__Given problem__. The records below must be duplicated exactly, character for character.

__Records to process__.
[BEGIN]

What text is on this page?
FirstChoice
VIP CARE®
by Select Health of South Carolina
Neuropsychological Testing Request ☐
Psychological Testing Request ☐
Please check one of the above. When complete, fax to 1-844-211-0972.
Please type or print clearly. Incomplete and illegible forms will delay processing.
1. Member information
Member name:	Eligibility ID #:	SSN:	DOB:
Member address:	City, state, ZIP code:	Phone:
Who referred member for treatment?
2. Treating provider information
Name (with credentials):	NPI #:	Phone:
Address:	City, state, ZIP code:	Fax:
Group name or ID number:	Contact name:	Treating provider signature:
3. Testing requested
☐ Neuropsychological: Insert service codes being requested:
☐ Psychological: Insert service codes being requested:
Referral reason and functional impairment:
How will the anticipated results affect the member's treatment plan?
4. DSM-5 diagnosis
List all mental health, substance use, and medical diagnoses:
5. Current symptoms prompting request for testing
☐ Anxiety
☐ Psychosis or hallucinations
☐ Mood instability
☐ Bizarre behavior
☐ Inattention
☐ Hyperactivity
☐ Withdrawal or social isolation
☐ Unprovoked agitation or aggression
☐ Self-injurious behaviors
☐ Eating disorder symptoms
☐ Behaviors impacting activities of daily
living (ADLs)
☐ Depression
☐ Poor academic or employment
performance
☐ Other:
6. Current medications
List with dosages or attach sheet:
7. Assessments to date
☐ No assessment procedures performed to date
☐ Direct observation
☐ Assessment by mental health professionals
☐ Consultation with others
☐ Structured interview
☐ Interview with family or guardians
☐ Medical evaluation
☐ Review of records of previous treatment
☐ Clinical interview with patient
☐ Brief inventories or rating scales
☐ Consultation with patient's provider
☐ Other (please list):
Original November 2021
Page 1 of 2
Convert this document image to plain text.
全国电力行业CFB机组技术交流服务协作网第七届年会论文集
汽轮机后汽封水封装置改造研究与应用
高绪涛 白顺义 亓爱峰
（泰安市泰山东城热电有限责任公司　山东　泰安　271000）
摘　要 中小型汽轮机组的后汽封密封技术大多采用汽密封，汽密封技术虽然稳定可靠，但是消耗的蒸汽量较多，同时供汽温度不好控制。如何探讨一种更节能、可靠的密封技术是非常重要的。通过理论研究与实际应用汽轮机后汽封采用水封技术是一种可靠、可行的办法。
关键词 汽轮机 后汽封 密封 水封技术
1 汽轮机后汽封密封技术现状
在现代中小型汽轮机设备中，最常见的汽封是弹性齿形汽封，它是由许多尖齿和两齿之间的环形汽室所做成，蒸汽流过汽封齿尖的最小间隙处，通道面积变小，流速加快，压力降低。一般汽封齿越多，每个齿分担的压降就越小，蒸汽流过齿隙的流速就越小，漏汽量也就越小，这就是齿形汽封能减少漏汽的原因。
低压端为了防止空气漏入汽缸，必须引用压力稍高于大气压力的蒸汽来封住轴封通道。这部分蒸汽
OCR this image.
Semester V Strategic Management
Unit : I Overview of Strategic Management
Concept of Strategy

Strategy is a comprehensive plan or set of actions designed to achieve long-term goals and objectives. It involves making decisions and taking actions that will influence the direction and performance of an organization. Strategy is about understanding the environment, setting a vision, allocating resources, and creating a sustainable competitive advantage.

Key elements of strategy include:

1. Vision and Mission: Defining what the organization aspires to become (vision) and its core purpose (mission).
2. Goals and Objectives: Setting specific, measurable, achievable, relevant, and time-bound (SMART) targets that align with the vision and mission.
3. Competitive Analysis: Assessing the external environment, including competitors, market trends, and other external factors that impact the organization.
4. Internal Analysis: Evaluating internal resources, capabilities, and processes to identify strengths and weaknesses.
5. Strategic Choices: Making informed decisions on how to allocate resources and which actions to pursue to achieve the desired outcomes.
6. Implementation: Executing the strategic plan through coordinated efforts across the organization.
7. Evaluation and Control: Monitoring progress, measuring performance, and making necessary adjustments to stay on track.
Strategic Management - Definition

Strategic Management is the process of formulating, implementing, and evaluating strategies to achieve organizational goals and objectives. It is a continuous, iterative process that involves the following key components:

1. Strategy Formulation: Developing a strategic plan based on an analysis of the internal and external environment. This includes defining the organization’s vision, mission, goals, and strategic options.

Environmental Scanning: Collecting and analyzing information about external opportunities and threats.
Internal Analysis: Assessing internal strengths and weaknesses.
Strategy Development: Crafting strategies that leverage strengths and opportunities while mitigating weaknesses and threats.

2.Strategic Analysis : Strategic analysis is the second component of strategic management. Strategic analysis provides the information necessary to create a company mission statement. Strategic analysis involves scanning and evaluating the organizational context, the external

[END]

__Written solution__.
What text is on this page?
FirstChoice
VIP CARE®
by Select Health of South Carolina
Neuropsychological Testing Request ☐
Psychological Testing Request ☐
Please check one of the above. When complete, fax to 1-844-211-0972.
Please type or print clearly. Incomplete and illegible forms will delay processing.
1. Member information
Member name:	Eligibility ID #:	SSN:	DOB:
Member address:	City, state, ZIP code:	Phone:
Who referred member for treatment?
2. Treating provider information
Name (with credentials):	NPI #:	Phone:
Address:	City, state, ZIP code:	Fax:
Group name or ID number:	Contact name:	Treating provider signature:
3. Testing requested
☐ Neuropsychological: Insert service codes being requested:
☐ Psychological: Insert service codes being requested:
Referral reason and functional impairment:
How will the anticipated results affect the member's treatment plan?
4. DSM-5 diagnosis
List all mental health, substance use, and medical diagnoses:
5. Current symptoms prompting request for testing
☐ Anxiety
☐ Psychosis or hallucinations
☐ Mood instability
☐ Bizarre behavior
☐ Inattention
☐ Hyperactivity
☐ Withdrawal or social isolation
☐ Unprovoked agitation or aggression
☐ Self-injurious behaviors
☐ Eating disorder symptoms
☐ Behaviors impacting activities of daily
living (ADLs)
☐ Depression
☐ Poor academic or employment
performance
☐ Other:
6. Current medications
List with dosages or attach sheet:
7. Assessments to date
☐ No assessment procedures performed to date
☐ Direct observation
☐ Assessment by mental health professionals
☐ Consultation with others
☐ Structured interview
☐ Interview with family or guardians
☐ Medical evaluation
☐ Review of records of previous treatment
☐ Clinical interview with patient
☐ Brief inventories or rating scales
☐ Consultation with patient's provider
☐ Other (please list):
Original November 2021
Page 1 of 2
Convert this document image to plain text.
全国电力行业CFB机组技术交流服务协作网第七届年会论文集
汽轮机后汽封水封装置改造研究与应用
高绪涛 白顺义 亓爱峰
（泰安市泰山东城热电有限责任公司　山东　泰安　271000）
摘　要 中小型汽轮机组的后汽封密封技术大多采用汽密封，汽密封技术虽然稳定可靠，但是消耗的蒸汽量较多，同时供汽温度不好控制。如何探讨一种更节能、可靠的密封技术是非常重要的。通过理论研究与实际应用汽轮机后汽封采用水封技术是一种可靠、可行的办法。
关键词 汽轮机 后汽封 密封 水封技术
1 汽轮机后汽封密封技术现状
在现代中小型汽轮机设备中，最常见的汽封是弹性齿形汽封，它是由许多尖齿和两齿之间的环形汽室所做成，蒸汽流过汽封齿尖的最小间隙处，通道面积变小，流速加快，压力降低。一般汽封齿越多，每个齿分担的压降就越小，蒸汽流过齿隙的流速就越小，漏汽量也就越小，这就是齿形汽封能减少漏汽的原因。
低压端为了防止空气漏入汽缸，必须引用压力稍高于大气压力的蒸汽来封住轴封通道。这部分蒸汽
OCR this image.
Semester V Strategic Management
Unit : I Overview of Strategic Management
Concept of Strategy

Strategy is a comprehensive plan or set of actions designed to achieve long-term goals and objectives. It involves making decisions and taking actions that will influence the direction and performance of an organization. Strategy is about understanding the environment, setting a vision, allocating resources, and creating a sustainable competitive advantage.

Key elements of strategy include:

1. Vision and Mission: Defining what the organization aspires to become (vision) and its core purpose (mission).
2. Goals and Objectives: Setting specific, measurable, achievable, relevant, and time-bound (SMART) targets that align with the vision and mission.
3. Competitive Analysis: Assessing the external environment, including competitors, market trends, and other external factors that impact the organization.
4. Internal Analysis: Evaluating internal resources, capabilities, and processes to identify strengths and weaknesses.
5. Strategic Choices: Making informed decisions on how to allocate resources and which actions to pursue to achieve the desired outcomes.
6. Implementation: Executing the strategic plan through coordinated efforts across the organization.
7. Evaluation and Control: Monitoring progress, measuring performance, and making necessary adjustments to stay on track.
Strategic Management - Definition

Strategic Management is the process of formulating, implementing, and evaluating strategies to achieve organizational goals and objectives. It is a continuous, iterative process that involves the following key components:

1. Strategy Formulation: Developing a strategic plan based on an analysis of the internal and external environment. This includes defining the organization’s vision, mission, goals, and strategic options.

Environmental Scanning: Collecting and analyzing information about external opportunities and threats.
Internal Analysis: Assessing internal strengths and weaknesses.
Strategy Development: Crafting strategies that leverage strengths and opportunities while mitigating weaknesses and threats.

2.Strategic Analysis : Strategic analysis is the second component of strategic management. Strategic analysis provides the information necessary to create a company mission statement. Strategic analysis involves scanning and evaluating the organizational context, the external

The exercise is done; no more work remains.